=== Your goal ===
Lines containing the word "Index" are the ones to copy from the records below.

(Dataset entries on figures)
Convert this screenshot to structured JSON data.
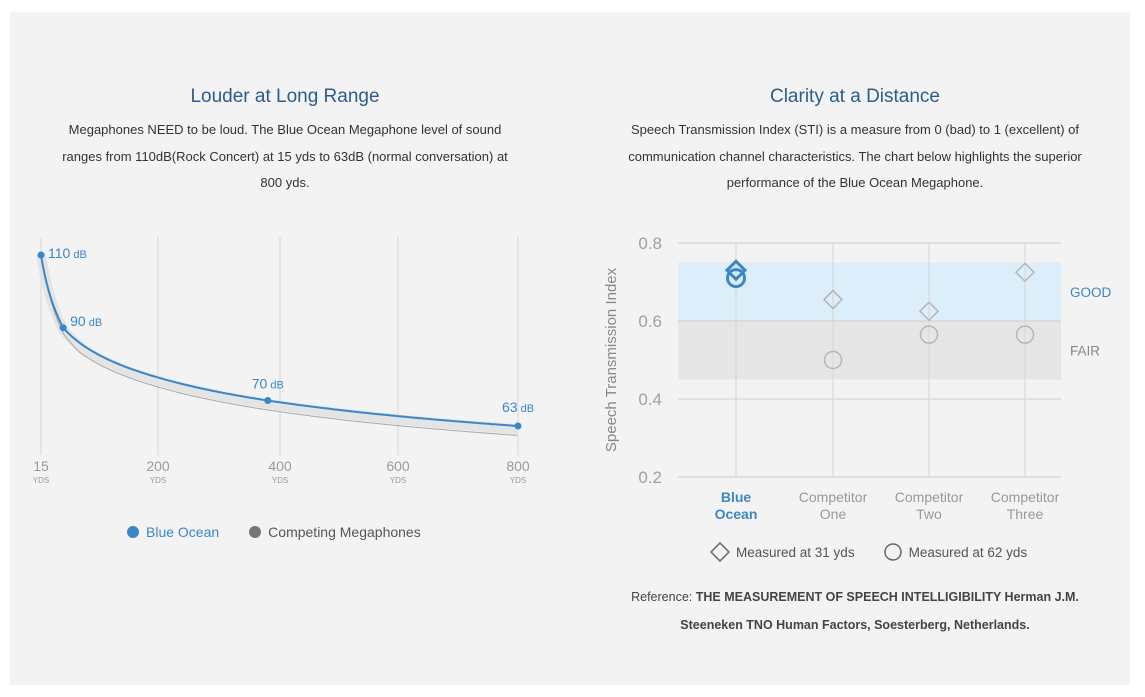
{
  "left": {
    "title": "Louder at Long Range",
    "desc": "Megaphones NEED to be loud. The Blue Ocean Megaphone level of sound ranges from 110dB(Rock Concert) at 15 yds to 63dB (normal conversation) at 800 yds.",
    "legend": [
      {
        "label": "Blue Ocean",
        "color": "#3a87c8"
      },
      {
        "label": "Competing Megaphones",
        "color": "#777777"
      }
    ]
  },
  "right": {
    "title": "Clarity at a Distance",
    "desc": "Speech Transmission Index (STI) is a measure from 0 (bad) to 1 (excellent) of communication channel characteristics. The chart below highlights the superior performance of the Blue Ocean Megaphone.",
    "legend": [
      {
        "label": "Measured at 31 yds",
        "marker": "diamond"
      },
      {
        "label": "Measured at 62 yds",
        "marker": "circle"
      }
    ],
    "reference_prefix": "Reference: ",
    "reference_bold": "THE MEASUREMENT OF SPEECH INTELLIGIBILITY Herman J.M. Steeneken TNO Human Factors, Soesterberg, Netherlands."
  },
  "chart_data": [
    {
      "type": "line",
      "title": "Louder at Long Range",
      "x_ticks": [
        15,
        200,
        400,
        600,
        800
      ],
      "x_unit": "YDS",
      "series": [
        {
          "name": "Blue Ocean",
          "color": "#3a87c8",
          "x": [
            15,
            50,
            380,
            800
          ],
          "y": [
            110,
            90,
            70,
            63
          ],
          "labels": [
            "110",
            "90",
            "70",
            "63"
          ],
          "label_unit": "dB"
        },
        {
          "name": "Competing Megaphones",
          "color": "#999999"
        }
      ],
      "grid": true
    },
    {
      "type": "scatter",
      "title": "Clarity at a Distance",
      "ylabel": "Speech Transmission Index",
      "ylim": [
        0.2,
        0.8
      ],
      "y_ticks": [
        "0.2",
        "0.4",
        "0.6",
        "0.8"
      ],
      "categories": [
        "Blue Ocean",
        "Competitor One",
        "Competitor Two",
        "Competitor Three"
      ],
      "category_lines": [
        [
          "Blue",
          "Ocean"
        ],
        [
          "Competitor",
          "One"
        ],
        [
          "Competitor",
          "Two"
        ],
        [
          "Competitor",
          "Three"
        ]
      ],
      "bands": [
        {
          "label": "GOOD",
          "from": 0.6,
          "to": 0.75,
          "color": "#dceef9"
        },
        {
          "label": "FAIR",
          "from": 0.45,
          "to": 0.6,
          "color": "#e6e6e6"
        }
      ],
      "series": [
        {
          "name": "Measured at 31 yds",
          "marker": "diamond",
          "values": [
            0.73,
            0.655,
            0.625,
            0.725
          ]
        },
        {
          "name": "Measured at 62 yds",
          "marker": "circle",
          "values": [
            0.71,
            0.5,
            0.565,
            0.565
          ]
        }
      ],
      "highlight_color": "#3a87c8",
      "grid": true
    }
  ]
}
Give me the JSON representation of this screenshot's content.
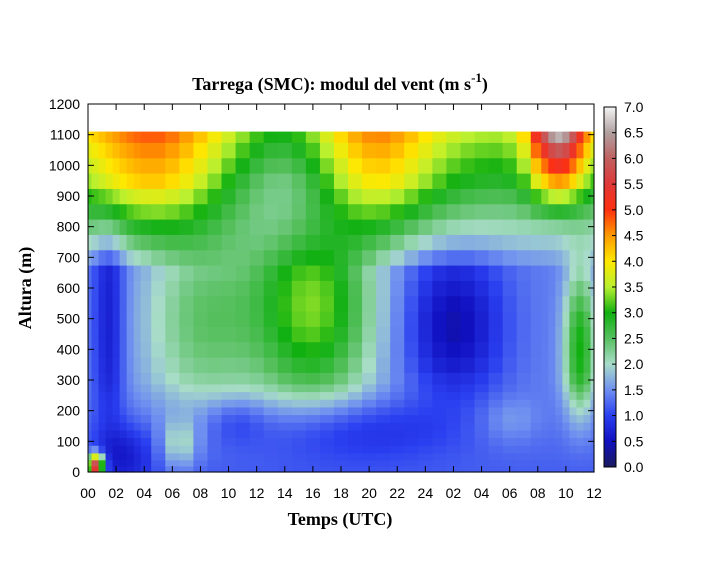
{
  "chart_data": {
    "type": "heatmap",
    "title": "Tarrega (SMC): modul del vent (m s",
    "title_superscript": "-1",
    "title_close": ")",
    "xlabel": "Temps (UTC)",
    "ylabel": "Altura (m)",
    "xlim": [
      0,
      36
    ],
    "ylim": [
      0,
      1200
    ],
    "x_tick_labels": [
      "00",
      "02",
      "04",
      "06",
      "08",
      "10",
      "12",
      "14",
      "16",
      "18",
      "20",
      "22",
      "24",
      "02",
      "04",
      "06",
      "08",
      "10",
      "12"
    ],
    "y_ticks": [
      0,
      100,
      200,
      300,
      400,
      500,
      600,
      700,
      800,
      900,
      1000,
      1100,
      1200
    ],
    "colorbar": {
      "min": 0.0,
      "max": 7.0,
      "tick_labels": [
        "0.0",
        "0.5",
        "1.0",
        "1.5",
        "2.0",
        "2.5",
        "3.0",
        "3.5",
        "4.0",
        "4.5",
        "5.0",
        "5.5",
        "6.0",
        "6.5",
        "7.0"
      ],
      "stops": [
        {
          "v": 0.0,
          "color": "#1a1a5e"
        },
        {
          "v": 0.5,
          "color": "#1010c0"
        },
        {
          "v": 1.0,
          "color": "#2a3ff0"
        },
        {
          "v": 1.5,
          "color": "#6f8ff0"
        },
        {
          "v": 2.0,
          "color": "#a8dcc8"
        },
        {
          "v": 2.5,
          "color": "#58c060"
        },
        {
          "v": 3.0,
          "color": "#10b010"
        },
        {
          "v": 3.5,
          "color": "#b8f030"
        },
        {
          "v": 4.0,
          "color": "#ffe800"
        },
        {
          "v": 4.5,
          "color": "#ff9a00"
        },
        {
          "v": 5.0,
          "color": "#ff3010"
        },
        {
          "v": 5.5,
          "color": "#e03838"
        },
        {
          "v": 6.0,
          "color": "#c06060"
        },
        {
          "v": 6.5,
          "color": "#b0a0a0"
        },
        {
          "v": 7.0,
          "color": "#f4f4f4"
        }
      ]
    },
    "grid_heights": [
      10,
      30,
      50,
      75,
      100,
      125,
      150,
      175,
      200,
      225,
      250,
      275,
      300,
      350,
      400,
      450,
      500,
      550,
      600,
      650,
      700,
      750,
      800,
      850,
      900,
      950,
      1000,
      1050,
      1100
    ],
    "grid_times": [
      0,
      0.5,
      1,
      1.5,
      2,
      2.5,
      3,
      3.5,
      4,
      5,
      6,
      7,
      8,
      9,
      10,
      11,
      12,
      13,
      14,
      15,
      16,
      17,
      18,
      19,
      20,
      21,
      22,
      23,
      24,
      25,
      26,
      27,
      28,
      29,
      30,
      31,
      32,
      32.5,
      33,
      33.5,
      34,
      34.5,
      35,
      35.5,
      36
    ],
    "data_top_height": 1110
  }
}
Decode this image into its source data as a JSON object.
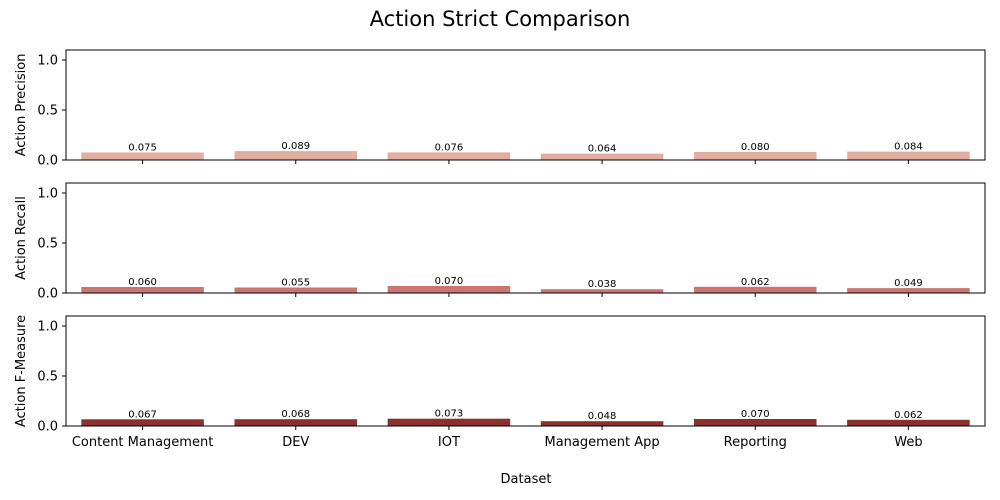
{
  "title": "Action Strict Comparison",
  "xlabel": "Dataset",
  "chart_data": [
    {
      "type": "bar",
      "categories": [
        "Content Management",
        "DEV",
        "IOT",
        "Management App",
        "Reporting",
        "Web"
      ],
      "values": [
        0.075,
        0.089,
        0.076,
        0.064,
        0.08,
        0.084
      ],
      "labels": [
        "0.075",
        "0.089",
        "0.076",
        "0.064",
        "0.080",
        "0.084"
      ],
      "ylabel": "Action Precision",
      "ylim": [
        0,
        1.1
      ],
      "yticks": [
        "0.0",
        "0.5",
        "1.0"
      ],
      "color": "#e3ada1"
    },
    {
      "type": "bar",
      "categories": [
        "Content Management",
        "DEV",
        "IOT",
        "Management App",
        "Reporting",
        "Web"
      ],
      "values": [
        0.06,
        0.055,
        0.07,
        0.038,
        0.062,
        0.049
      ],
      "labels": [
        "0.060",
        "0.055",
        "0.070",
        "0.038",
        "0.062",
        "0.049"
      ],
      "ylabel": "Action Recall",
      "ylim": [
        0,
        1.1
      ],
      "yticks": [
        "0.0",
        "0.5",
        "1.0"
      ],
      "color": "#c97673"
    },
    {
      "type": "bar",
      "categories": [
        "Content Management",
        "DEV",
        "IOT",
        "Management App",
        "Reporting",
        "Web"
      ],
      "values": [
        0.067,
        0.068,
        0.073,
        0.048,
        0.07,
        0.062
      ],
      "labels": [
        "0.067",
        "0.068",
        "0.073",
        "0.048",
        "0.070",
        "0.062"
      ],
      "ylabel": "Action F-Measure",
      "ylim": [
        0,
        1.1
      ],
      "yticks": [
        "0.0",
        "0.5",
        "1.0"
      ],
      "color": "#8a302e"
    }
  ]
}
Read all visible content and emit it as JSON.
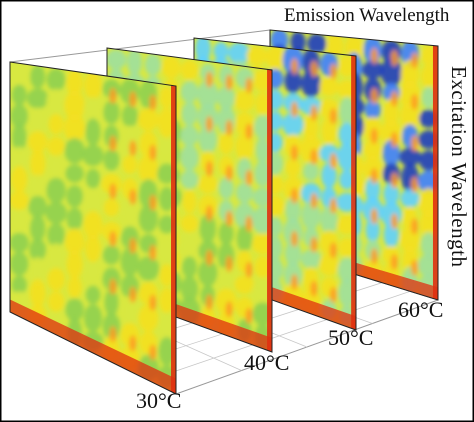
{
  "figure": {
    "emission_axis_label": "Emission Wavelength",
    "excitation_axis_label": "Excitation Wavelength",
    "temperatures": [
      "30°C",
      "40°C",
      "50°C",
      "60°C"
    ]
  },
  "colors": {
    "frame": "#000000",
    "grid": "#c8c8c8",
    "palette": [
      "#1f3fbf",
      "#3f7fff",
      "#5fd0ff",
      "#9fe09f",
      "#8fd050",
      "#d8e840",
      "#f4e020",
      "#ff9a20",
      "#e03010"
    ]
  },
  "icons": []
}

=== Task output ===
    "desc": "Speech Transmission Index (STI) is a measure from 0 (bad) to 1 (excellent) of communication channel characteristics. The chart below highlights the superior performance of the Blue Ocean Megaphone.",
      "ylabel": "Speech Transmission Index",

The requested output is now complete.